→ **WHAT IS ASKED**
Work through the data line by line, gathering every line that has the word "Read".

→ **DATASET**

- - - -

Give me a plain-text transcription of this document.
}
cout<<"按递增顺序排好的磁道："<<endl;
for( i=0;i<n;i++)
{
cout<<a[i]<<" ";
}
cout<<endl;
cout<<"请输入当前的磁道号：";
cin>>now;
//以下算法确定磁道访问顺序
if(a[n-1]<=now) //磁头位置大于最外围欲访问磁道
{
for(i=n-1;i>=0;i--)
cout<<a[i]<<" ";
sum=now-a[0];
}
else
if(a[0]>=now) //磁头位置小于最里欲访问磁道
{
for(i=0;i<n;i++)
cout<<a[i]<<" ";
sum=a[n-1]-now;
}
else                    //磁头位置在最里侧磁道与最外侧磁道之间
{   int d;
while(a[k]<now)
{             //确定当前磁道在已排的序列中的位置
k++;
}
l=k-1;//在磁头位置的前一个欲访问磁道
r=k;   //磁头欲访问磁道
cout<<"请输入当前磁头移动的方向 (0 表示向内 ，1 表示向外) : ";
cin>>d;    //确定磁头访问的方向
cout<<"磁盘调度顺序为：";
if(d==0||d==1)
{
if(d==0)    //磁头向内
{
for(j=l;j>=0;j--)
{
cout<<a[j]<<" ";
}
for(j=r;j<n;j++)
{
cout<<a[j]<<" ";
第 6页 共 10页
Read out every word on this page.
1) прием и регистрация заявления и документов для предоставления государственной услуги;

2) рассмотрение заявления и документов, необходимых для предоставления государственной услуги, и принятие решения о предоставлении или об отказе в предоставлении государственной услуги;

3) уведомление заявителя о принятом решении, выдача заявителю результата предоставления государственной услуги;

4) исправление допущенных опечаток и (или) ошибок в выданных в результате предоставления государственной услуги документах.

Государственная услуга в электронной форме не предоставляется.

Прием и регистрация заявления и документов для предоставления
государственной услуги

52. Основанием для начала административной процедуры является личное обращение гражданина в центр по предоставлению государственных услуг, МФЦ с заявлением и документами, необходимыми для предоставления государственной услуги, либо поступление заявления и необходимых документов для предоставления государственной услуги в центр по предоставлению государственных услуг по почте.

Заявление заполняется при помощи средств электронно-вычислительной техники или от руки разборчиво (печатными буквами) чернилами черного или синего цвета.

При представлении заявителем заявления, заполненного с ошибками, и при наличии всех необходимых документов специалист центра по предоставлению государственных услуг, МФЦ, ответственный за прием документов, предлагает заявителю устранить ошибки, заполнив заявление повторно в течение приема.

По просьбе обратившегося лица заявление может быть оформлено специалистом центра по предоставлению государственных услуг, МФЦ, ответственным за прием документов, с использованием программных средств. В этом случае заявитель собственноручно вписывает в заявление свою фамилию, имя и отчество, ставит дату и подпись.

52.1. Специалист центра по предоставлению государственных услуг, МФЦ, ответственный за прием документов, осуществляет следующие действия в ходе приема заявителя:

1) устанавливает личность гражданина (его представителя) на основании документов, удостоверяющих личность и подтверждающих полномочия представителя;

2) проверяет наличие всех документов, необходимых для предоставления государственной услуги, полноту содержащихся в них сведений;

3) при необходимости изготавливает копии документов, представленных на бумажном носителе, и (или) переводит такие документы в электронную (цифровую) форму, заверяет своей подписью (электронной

- - - -

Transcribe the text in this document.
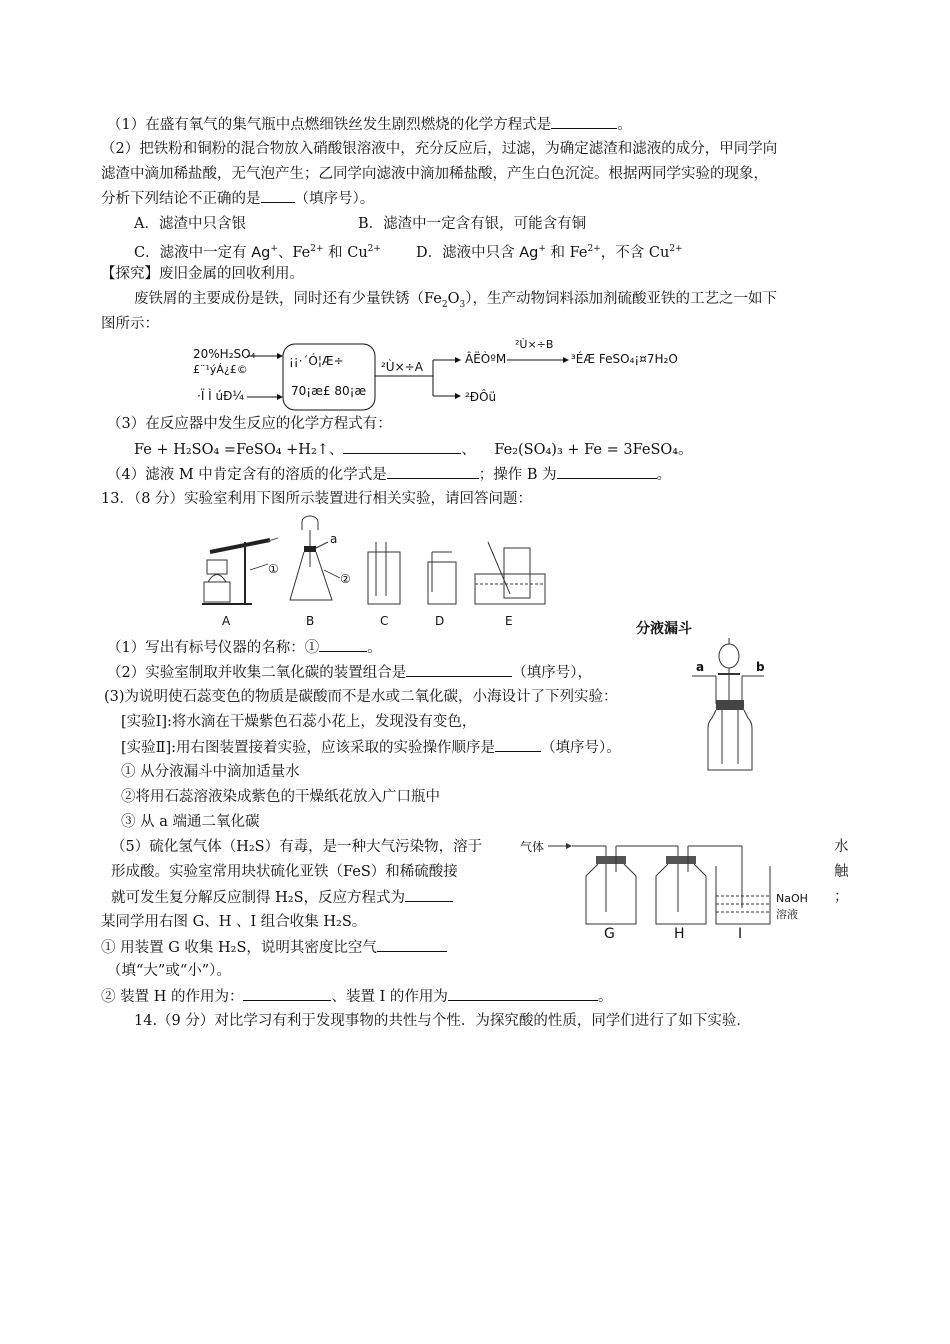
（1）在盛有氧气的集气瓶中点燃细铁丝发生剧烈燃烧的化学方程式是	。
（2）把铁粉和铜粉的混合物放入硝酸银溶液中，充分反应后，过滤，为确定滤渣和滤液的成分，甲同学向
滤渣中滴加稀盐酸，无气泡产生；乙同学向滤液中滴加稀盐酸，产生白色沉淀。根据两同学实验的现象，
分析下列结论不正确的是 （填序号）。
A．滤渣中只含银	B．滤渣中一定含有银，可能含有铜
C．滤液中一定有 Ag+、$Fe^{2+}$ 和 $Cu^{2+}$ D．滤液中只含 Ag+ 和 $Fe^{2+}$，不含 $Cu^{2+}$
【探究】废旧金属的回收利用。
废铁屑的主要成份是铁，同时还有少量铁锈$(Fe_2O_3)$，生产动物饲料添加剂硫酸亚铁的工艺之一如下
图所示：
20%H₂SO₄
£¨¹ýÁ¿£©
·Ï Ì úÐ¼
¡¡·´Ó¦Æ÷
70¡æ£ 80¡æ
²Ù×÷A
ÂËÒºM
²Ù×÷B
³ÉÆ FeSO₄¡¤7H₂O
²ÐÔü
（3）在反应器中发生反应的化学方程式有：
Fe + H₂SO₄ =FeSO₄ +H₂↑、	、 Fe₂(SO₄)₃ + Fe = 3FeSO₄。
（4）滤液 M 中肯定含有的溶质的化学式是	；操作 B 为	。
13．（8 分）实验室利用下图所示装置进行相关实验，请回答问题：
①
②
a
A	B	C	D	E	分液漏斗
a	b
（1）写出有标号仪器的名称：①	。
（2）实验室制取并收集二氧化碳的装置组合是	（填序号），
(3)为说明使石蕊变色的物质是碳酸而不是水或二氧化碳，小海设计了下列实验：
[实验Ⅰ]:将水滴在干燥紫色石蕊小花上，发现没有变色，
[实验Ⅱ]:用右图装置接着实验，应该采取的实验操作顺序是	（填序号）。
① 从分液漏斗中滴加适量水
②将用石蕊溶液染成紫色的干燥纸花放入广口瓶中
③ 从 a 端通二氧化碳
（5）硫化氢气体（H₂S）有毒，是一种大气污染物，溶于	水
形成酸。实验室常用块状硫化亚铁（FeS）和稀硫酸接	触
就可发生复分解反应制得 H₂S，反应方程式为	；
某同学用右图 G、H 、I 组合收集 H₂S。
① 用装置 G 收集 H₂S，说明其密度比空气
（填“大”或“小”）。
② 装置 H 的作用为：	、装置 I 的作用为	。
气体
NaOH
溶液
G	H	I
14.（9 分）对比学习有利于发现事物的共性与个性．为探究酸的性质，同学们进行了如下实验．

- - - -

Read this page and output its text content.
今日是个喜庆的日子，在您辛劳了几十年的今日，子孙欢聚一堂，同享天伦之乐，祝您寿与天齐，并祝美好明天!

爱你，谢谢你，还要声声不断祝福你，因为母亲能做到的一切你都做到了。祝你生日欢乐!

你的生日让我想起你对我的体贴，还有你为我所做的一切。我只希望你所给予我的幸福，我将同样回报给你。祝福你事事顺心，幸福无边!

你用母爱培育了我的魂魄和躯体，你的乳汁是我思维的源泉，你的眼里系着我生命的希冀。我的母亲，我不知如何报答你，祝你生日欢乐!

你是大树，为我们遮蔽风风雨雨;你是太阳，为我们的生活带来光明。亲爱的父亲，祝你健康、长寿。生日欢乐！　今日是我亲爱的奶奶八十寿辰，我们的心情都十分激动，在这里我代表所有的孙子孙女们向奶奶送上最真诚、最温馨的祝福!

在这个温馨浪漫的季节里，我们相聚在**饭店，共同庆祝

- - - -

→ **OUTPUT FOR THIS TASK**
Read out every word on this page.
Read this page and output its text content.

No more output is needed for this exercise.